ROWS:
⟨
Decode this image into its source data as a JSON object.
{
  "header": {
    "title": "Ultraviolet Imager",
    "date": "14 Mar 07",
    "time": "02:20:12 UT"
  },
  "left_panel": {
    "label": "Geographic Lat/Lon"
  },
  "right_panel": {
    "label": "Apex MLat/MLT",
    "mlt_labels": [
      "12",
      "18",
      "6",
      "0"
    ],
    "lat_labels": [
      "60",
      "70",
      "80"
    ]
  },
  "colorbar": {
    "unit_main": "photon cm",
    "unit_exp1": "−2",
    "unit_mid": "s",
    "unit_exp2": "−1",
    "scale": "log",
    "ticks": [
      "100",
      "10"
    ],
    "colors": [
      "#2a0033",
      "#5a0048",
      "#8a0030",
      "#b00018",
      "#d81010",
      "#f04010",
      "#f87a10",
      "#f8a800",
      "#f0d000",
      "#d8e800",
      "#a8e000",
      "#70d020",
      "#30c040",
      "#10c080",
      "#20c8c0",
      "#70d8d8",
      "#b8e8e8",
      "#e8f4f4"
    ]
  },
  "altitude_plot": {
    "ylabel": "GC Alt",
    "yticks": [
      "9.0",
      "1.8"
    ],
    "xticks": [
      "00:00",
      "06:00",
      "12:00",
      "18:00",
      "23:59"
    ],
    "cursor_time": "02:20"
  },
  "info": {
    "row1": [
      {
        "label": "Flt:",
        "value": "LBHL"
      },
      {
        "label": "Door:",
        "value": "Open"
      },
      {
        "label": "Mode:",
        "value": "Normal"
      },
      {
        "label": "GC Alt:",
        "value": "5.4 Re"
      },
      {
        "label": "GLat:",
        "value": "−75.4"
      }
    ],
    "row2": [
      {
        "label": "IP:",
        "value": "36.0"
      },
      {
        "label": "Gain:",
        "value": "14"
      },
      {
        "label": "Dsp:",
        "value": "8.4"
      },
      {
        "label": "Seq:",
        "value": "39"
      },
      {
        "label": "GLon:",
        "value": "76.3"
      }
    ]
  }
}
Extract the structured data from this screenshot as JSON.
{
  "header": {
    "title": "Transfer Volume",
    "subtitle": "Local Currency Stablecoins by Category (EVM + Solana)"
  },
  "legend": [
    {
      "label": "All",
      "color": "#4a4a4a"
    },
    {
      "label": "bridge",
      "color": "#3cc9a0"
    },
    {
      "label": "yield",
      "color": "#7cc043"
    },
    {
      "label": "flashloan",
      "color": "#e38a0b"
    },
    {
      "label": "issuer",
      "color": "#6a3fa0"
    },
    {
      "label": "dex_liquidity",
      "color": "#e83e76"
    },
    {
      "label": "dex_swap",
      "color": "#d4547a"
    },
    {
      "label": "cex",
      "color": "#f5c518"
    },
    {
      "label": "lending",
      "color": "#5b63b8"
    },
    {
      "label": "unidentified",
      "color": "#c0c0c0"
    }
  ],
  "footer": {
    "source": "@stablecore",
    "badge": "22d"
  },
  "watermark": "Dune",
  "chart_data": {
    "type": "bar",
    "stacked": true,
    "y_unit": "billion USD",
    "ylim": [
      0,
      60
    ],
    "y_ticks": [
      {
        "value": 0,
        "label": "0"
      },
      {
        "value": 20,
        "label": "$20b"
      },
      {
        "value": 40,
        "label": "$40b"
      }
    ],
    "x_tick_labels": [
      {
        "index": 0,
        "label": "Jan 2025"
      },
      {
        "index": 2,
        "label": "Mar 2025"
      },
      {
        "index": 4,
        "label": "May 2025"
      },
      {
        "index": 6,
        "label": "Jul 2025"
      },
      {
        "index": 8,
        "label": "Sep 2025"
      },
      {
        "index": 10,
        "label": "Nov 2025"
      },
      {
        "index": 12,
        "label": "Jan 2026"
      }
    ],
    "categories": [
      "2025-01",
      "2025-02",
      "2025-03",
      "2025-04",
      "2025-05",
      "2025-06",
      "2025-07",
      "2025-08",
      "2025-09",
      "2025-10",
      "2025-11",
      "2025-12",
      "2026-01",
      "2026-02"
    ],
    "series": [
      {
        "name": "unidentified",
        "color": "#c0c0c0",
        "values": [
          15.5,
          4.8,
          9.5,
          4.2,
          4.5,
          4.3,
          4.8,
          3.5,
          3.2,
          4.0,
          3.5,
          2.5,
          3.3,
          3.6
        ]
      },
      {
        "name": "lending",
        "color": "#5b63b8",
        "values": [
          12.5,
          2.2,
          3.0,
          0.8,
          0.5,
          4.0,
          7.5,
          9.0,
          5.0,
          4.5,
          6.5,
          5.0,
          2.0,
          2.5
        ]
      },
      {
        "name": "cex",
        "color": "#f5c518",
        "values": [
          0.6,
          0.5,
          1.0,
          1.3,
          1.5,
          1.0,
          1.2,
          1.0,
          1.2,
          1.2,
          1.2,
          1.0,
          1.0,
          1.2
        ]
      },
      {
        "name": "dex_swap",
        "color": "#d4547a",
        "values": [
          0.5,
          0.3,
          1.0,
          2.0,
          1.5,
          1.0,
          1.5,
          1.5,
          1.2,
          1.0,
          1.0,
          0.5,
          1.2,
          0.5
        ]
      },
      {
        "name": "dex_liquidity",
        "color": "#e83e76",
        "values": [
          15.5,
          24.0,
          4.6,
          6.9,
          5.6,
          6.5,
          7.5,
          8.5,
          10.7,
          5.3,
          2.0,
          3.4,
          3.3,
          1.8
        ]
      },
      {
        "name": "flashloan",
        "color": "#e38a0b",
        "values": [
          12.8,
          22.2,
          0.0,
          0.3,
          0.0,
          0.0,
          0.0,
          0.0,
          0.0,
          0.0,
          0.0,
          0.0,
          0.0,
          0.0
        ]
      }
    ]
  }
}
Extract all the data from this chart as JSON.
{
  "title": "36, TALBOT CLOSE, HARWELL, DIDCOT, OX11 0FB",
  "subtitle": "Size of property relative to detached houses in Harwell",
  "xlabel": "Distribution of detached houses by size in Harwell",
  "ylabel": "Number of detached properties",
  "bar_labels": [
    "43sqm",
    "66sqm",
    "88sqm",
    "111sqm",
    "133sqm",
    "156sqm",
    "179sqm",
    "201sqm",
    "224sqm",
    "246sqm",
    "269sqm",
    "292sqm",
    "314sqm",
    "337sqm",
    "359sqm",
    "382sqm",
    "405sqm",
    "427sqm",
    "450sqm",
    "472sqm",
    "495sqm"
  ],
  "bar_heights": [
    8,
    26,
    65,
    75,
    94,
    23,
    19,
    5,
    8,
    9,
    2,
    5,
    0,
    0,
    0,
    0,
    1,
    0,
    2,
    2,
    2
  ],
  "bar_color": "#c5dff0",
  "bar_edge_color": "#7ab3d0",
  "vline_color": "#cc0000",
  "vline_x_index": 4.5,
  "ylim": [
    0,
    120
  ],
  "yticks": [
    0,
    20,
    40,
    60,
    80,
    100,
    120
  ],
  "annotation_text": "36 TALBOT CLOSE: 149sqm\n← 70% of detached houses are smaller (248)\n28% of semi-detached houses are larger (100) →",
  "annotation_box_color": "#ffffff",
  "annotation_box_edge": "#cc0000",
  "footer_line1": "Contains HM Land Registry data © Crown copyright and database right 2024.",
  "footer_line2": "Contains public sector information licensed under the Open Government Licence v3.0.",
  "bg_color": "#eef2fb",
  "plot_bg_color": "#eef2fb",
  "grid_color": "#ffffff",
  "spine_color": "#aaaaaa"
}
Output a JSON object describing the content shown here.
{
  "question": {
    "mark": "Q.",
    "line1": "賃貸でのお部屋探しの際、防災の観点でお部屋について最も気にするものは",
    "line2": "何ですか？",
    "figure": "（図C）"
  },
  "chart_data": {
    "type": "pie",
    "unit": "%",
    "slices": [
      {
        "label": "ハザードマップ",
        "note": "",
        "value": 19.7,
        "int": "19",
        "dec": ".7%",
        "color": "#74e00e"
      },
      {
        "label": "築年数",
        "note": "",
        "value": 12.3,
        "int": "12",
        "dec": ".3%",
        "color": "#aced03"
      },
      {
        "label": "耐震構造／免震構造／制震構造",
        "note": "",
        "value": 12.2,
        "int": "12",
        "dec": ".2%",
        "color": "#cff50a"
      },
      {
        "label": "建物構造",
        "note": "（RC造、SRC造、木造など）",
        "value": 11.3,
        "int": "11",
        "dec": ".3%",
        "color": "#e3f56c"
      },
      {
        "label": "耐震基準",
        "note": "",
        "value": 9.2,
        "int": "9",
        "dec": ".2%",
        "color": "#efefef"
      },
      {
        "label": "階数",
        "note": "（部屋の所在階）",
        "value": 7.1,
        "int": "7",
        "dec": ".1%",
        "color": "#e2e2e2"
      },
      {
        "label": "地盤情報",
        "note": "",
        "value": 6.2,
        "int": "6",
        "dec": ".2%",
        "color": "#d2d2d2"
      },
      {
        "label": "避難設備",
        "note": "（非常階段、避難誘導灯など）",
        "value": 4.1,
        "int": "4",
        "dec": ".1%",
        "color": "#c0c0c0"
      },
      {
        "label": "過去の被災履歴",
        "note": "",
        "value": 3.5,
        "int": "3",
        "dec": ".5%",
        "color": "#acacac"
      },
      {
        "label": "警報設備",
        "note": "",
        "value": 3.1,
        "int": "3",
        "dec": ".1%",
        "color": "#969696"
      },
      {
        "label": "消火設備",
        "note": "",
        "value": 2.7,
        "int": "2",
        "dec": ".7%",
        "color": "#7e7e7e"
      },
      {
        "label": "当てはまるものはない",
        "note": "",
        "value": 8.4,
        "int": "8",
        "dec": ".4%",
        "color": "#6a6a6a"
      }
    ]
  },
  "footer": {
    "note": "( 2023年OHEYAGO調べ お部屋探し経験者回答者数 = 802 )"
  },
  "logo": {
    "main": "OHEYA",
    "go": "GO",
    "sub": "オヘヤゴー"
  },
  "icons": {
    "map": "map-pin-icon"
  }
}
⟩
SET PROBLEM:
Return every line above that contains the word "detached".

SOLUTION TO THIS PROBLEM:
  "subtitle": "Size of property relative to detached houses in Harwell",
  "xlabel": "Distribution of detached houses by size in Harwell",
  "ylabel": "Number of detached properties",
  "annotation_text": "36 TALBOT CLOSE: 149sqm\n← 70% of detached houses are smaller (248)\n28% of semi-detached houses are larger (100) →",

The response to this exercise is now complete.